Exercise instructions:
Copy all of the data below line for line, leaving every character unchanged. Omit the pictures from your copy.

Task material:
◇ ◇ ◇
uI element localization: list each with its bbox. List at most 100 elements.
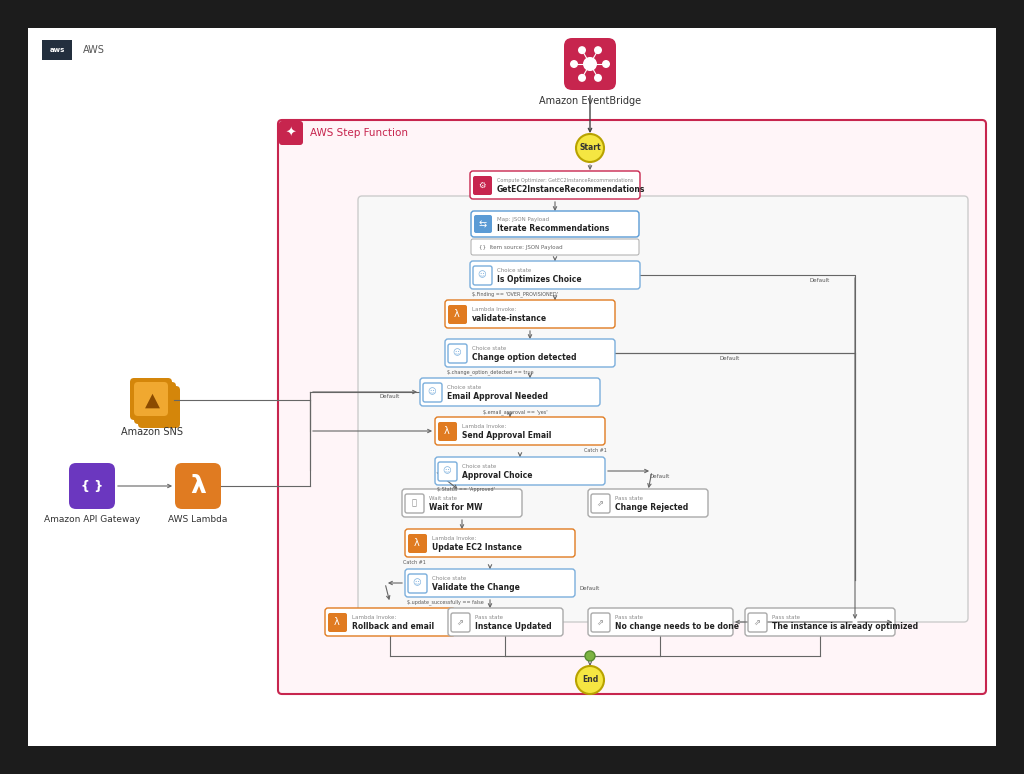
Text: aws: aws (49, 47, 65, 53)
FancyBboxPatch shape (474, 215, 492, 233)
Text: $.change_option_detected == true: $.change_option_detected == true (447, 369, 534, 375)
Text: $.email_approval == 'yes': $.email_approval == 'yes' (482, 409, 547, 415)
Text: Wait for MW: Wait for MW (429, 503, 482, 512)
FancyBboxPatch shape (470, 171, 640, 199)
FancyBboxPatch shape (445, 339, 615, 367)
Text: ☺: ☺ (413, 578, 421, 587)
Circle shape (575, 134, 604, 162)
Text: ⇗: ⇗ (457, 618, 464, 626)
Text: ⇗: ⇗ (597, 498, 603, 508)
FancyBboxPatch shape (449, 608, 563, 636)
FancyBboxPatch shape (588, 608, 733, 636)
Text: $.update_successfully == false: $.update_successfully == false (407, 599, 483, 604)
Text: Catch #1: Catch #1 (584, 447, 606, 453)
Text: Start: Start (580, 143, 601, 152)
Text: Change Rejected: Change Rejected (615, 503, 688, 512)
FancyBboxPatch shape (435, 417, 605, 445)
Circle shape (575, 666, 604, 694)
Text: Send Approval Email: Send Approval Email (462, 431, 551, 440)
Text: Pass state: Pass state (615, 495, 643, 501)
Text: λ: λ (190, 474, 206, 498)
Text: Amazon API Gateway: Amazon API Gateway (44, 515, 140, 525)
FancyBboxPatch shape (406, 494, 424, 513)
Text: Validate the Change: Validate the Change (432, 584, 520, 592)
FancyBboxPatch shape (445, 300, 615, 328)
Text: Change option detected: Change option detected (472, 353, 577, 362)
Text: Default: Default (580, 585, 600, 591)
FancyBboxPatch shape (278, 120, 986, 694)
Text: Rollback and email: Rollback and email (352, 622, 434, 632)
FancyBboxPatch shape (451, 613, 470, 632)
Text: Wait state: Wait state (429, 495, 457, 501)
Text: λ: λ (454, 309, 460, 319)
Circle shape (570, 60, 578, 68)
Text: ▲: ▲ (144, 391, 160, 409)
Text: Pass state: Pass state (772, 615, 800, 620)
Text: AWS Lambda: AWS Lambda (168, 515, 227, 525)
Text: Pass state: Pass state (615, 615, 643, 620)
Text: ☺: ☺ (453, 348, 462, 358)
FancyBboxPatch shape (473, 176, 492, 195)
Text: Iterate Recommendations: Iterate Recommendations (497, 224, 609, 233)
Text: Pass state: Pass state (475, 615, 503, 620)
Text: Catch #1: Catch #1 (403, 560, 426, 564)
FancyBboxPatch shape (471, 211, 639, 237)
FancyBboxPatch shape (406, 569, 575, 597)
FancyBboxPatch shape (402, 489, 522, 517)
Text: λ: λ (444, 426, 450, 436)
Text: Compute Optimizer: GetEC2InstanceRecommendations: Compute Optimizer: GetEC2InstanceRecomme… (497, 178, 633, 183)
FancyBboxPatch shape (408, 534, 427, 553)
Text: ⚙: ⚙ (478, 180, 485, 190)
Text: { }: { } (81, 480, 103, 492)
Text: Is Optimizes Choice: Is Optimizes Choice (497, 276, 582, 284)
FancyBboxPatch shape (435, 457, 605, 485)
Circle shape (578, 46, 586, 54)
FancyBboxPatch shape (471, 239, 639, 255)
FancyBboxPatch shape (134, 382, 168, 416)
Circle shape (594, 46, 602, 54)
Text: Default: Default (720, 355, 740, 361)
FancyBboxPatch shape (748, 613, 767, 632)
Text: Lambda Invoke:: Lambda Invoke: (352, 615, 396, 620)
FancyBboxPatch shape (408, 574, 427, 593)
Text: ⇆: ⇆ (479, 219, 487, 229)
FancyBboxPatch shape (564, 38, 616, 90)
Text: Lambda Invoke:: Lambda Invoke: (472, 307, 516, 312)
Text: Choice state: Choice state (472, 346, 506, 351)
Text: Choice state: Choice state (447, 385, 481, 390)
FancyBboxPatch shape (175, 463, 221, 509)
Text: λ: λ (414, 538, 420, 548)
Text: The instance is already optimized: The instance is already optimized (772, 622, 919, 632)
Text: Approval Choice: Approval Choice (462, 471, 532, 480)
Text: ☺: ☺ (442, 467, 452, 475)
Text: ⇗: ⇗ (597, 618, 603, 626)
FancyBboxPatch shape (134, 382, 176, 424)
Text: End: End (582, 676, 598, 684)
Text: GetEC2InstanceRecommendations: GetEC2InstanceRecommendations (497, 185, 645, 194)
FancyBboxPatch shape (328, 613, 347, 632)
Text: Default: Default (650, 474, 670, 478)
Circle shape (602, 60, 610, 68)
Text: Instance Updated: Instance Updated (475, 622, 552, 632)
Text: Email Approval Needed: Email Approval Needed (447, 392, 548, 401)
FancyBboxPatch shape (423, 383, 442, 402)
FancyBboxPatch shape (449, 344, 467, 363)
Text: Choice state: Choice state (497, 268, 531, 272)
Circle shape (594, 74, 602, 82)
FancyBboxPatch shape (588, 489, 708, 517)
Circle shape (585, 651, 595, 661)
FancyBboxPatch shape (438, 422, 457, 441)
FancyBboxPatch shape (358, 196, 968, 622)
Text: ⇗: ⇗ (754, 618, 761, 626)
FancyBboxPatch shape (449, 305, 467, 324)
FancyBboxPatch shape (420, 378, 600, 406)
Text: Lambda Invoke:: Lambda Invoke: (462, 423, 506, 429)
Text: λ: λ (334, 617, 340, 627)
Text: $.Finding == 'OVER_PROVISIONED': $.Finding == 'OVER_PROVISIONED' (472, 291, 558, 297)
Text: No change needs to be done: No change needs to be done (615, 622, 739, 632)
FancyBboxPatch shape (473, 266, 492, 285)
Text: Amazon EventBridge: Amazon EventBridge (539, 96, 641, 106)
Text: ☺: ☺ (428, 388, 436, 396)
Text: Update EC2 Instance: Update EC2 Instance (432, 543, 522, 553)
Text: Lambda Invoke:: Lambda Invoke: (432, 536, 476, 541)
◇ ◇ ◇
Expected answer:
uI element localization: list each with its bbox. List at most 100 elements.
Text: aws: aws (49, 47, 65, 53)
FancyBboxPatch shape (474, 215, 492, 233)
Text: $.change_option_detected == true: $.change_option_detected == true (447, 369, 534, 375)
Text: $.email_approval == 'yes': $.email_approval == 'yes' (482, 409, 547, 415)
Text: Wait for MW: Wait for MW (429, 503, 482, 512)
FancyBboxPatch shape (470, 171, 640, 199)
FancyBboxPatch shape (445, 339, 615, 367)
Text: ☺: ☺ (413, 578, 421, 587)
Circle shape (575, 134, 604, 162)
Text: ⇗: ⇗ (457, 618, 464, 626)
Text: ⇗: ⇗ (597, 498, 603, 508)
FancyBboxPatch shape (449, 608, 563, 636)
FancyBboxPatch shape (588, 608, 733, 636)
Text: $.update_successfully == false: $.update_successfully == false (407, 599, 483, 604)
Text: Catch #1: Catch #1 (584, 447, 606, 453)
Text: Start: Start (580, 143, 601, 152)
Text: Change Rejected: Change Rejected (615, 503, 688, 512)
FancyBboxPatch shape (435, 417, 605, 445)
Circle shape (575, 666, 604, 694)
Text: Send Approval Email: Send Approval Email (462, 431, 551, 440)
Text: Pass state: Pass state (615, 495, 643, 501)
Text: λ: λ (190, 474, 206, 498)
Text: Amazon API Gateway: Amazon API Gateway (44, 515, 140, 525)
FancyBboxPatch shape (406, 494, 424, 513)
Text: Validate the Change: Validate the Change (432, 584, 520, 592)
FancyBboxPatch shape (445, 300, 615, 328)
Text: Change option detected: Change option detected (472, 353, 577, 362)
Text: Default: Default (580, 585, 600, 591)
FancyBboxPatch shape (278, 120, 986, 694)
Text: Rollback and email: Rollback and email (352, 622, 434, 632)
FancyBboxPatch shape (451, 613, 470, 632)
Text: Wait state: Wait state (429, 495, 457, 501)
Text: λ: λ (454, 309, 460, 319)
Circle shape (570, 60, 578, 68)
Text: ▲: ▲ (144, 391, 160, 409)
Text: Pass state: Pass state (772, 615, 800, 620)
Text: AWS Lambda: AWS Lambda (168, 515, 227, 525)
Text: Pass state: Pass state (615, 615, 643, 620)
Text: ☺: ☺ (453, 348, 462, 358)
FancyBboxPatch shape (473, 176, 492, 195)
Text: Iterate Recommendations: Iterate Recommendations (497, 224, 609, 233)
Text: Pass state: Pass state (475, 615, 503, 620)
Text: Catch #1: Catch #1 (403, 560, 426, 564)
FancyBboxPatch shape (471, 211, 639, 237)
FancyBboxPatch shape (406, 569, 575, 597)
FancyBboxPatch shape (402, 489, 522, 517)
Text: λ: λ (444, 426, 450, 436)
Text: Compute Optimizer: GetEC2InstanceRecommendations: Compute Optimizer: GetEC2InstanceRecomme… (497, 178, 633, 183)
FancyBboxPatch shape (408, 534, 427, 553)
Text: ⚙: ⚙ (478, 180, 485, 190)
Text: { }: { } (81, 480, 103, 492)
Text: Is Optimizes Choice: Is Optimizes Choice (497, 276, 582, 284)
FancyBboxPatch shape (435, 457, 605, 485)
Circle shape (578, 46, 586, 54)
FancyBboxPatch shape (471, 239, 639, 255)
FancyBboxPatch shape (134, 382, 168, 416)
Circle shape (594, 46, 602, 54)
Text: Default: Default (720, 355, 740, 361)
FancyBboxPatch shape (748, 613, 767, 632)
Text: Lambda Invoke:: Lambda Invoke: (352, 615, 396, 620)
FancyBboxPatch shape (408, 574, 427, 593)
Text: ⇆: ⇆ (479, 219, 487, 229)
FancyBboxPatch shape (564, 38, 616, 90)
Text: Lambda Invoke:: Lambda Invoke: (472, 307, 516, 312)
Text: Choice state: Choice state (472, 346, 506, 351)
Text: Choice state: Choice state (447, 385, 481, 390)
FancyBboxPatch shape (175, 463, 221, 509)
Text: λ: λ (414, 538, 420, 548)
Text: The instance is already optimized: The instance is already optimized (772, 622, 919, 632)
Text: Approval Choice: Approval Choice (462, 471, 532, 480)
Text: ☺: ☺ (442, 467, 452, 475)
Text: ⇗: ⇗ (597, 618, 603, 626)
FancyBboxPatch shape (134, 382, 176, 424)
Text: End: End (582, 676, 598, 684)
Text: GetEC2InstanceRecommendations: GetEC2InstanceRecommendations (497, 185, 645, 194)
FancyBboxPatch shape (328, 613, 347, 632)
Text: Default: Default (650, 474, 670, 478)
Circle shape (602, 60, 610, 68)
Text: Instance Updated: Instance Updated (475, 622, 552, 632)
Text: Email Approval Needed: Email Approval Needed (447, 392, 548, 401)
FancyBboxPatch shape (423, 383, 442, 402)
FancyBboxPatch shape (449, 344, 467, 363)
Text: Choice state: Choice state (497, 268, 531, 272)
Circle shape (594, 74, 602, 82)
FancyBboxPatch shape (588, 489, 708, 517)
Circle shape (585, 651, 595, 661)
FancyBboxPatch shape (438, 422, 457, 441)
FancyBboxPatch shape (358, 196, 968, 622)
Text: ⇗: ⇗ (754, 618, 761, 626)
FancyBboxPatch shape (449, 305, 467, 324)
FancyBboxPatch shape (420, 378, 600, 406)
Text: Lambda Invoke:: Lambda Invoke: (462, 423, 506, 429)
Text: λ: λ (334, 617, 340, 627)
Text: $.Finding == 'OVER_PROVISIONED': $.Finding == 'OVER_PROVISIONED' (472, 291, 558, 297)
Text: No change needs to be done: No change needs to be done (615, 622, 739, 632)
FancyBboxPatch shape (473, 266, 492, 285)
Text: Amazon EventBridge: Amazon EventBridge (539, 96, 641, 106)
Text: ☺: ☺ (428, 388, 436, 396)
Text: Update EC2 Instance: Update EC2 Instance (432, 543, 522, 553)
Text: Lambda Invoke:: Lambda Invoke: (432, 536, 476, 541)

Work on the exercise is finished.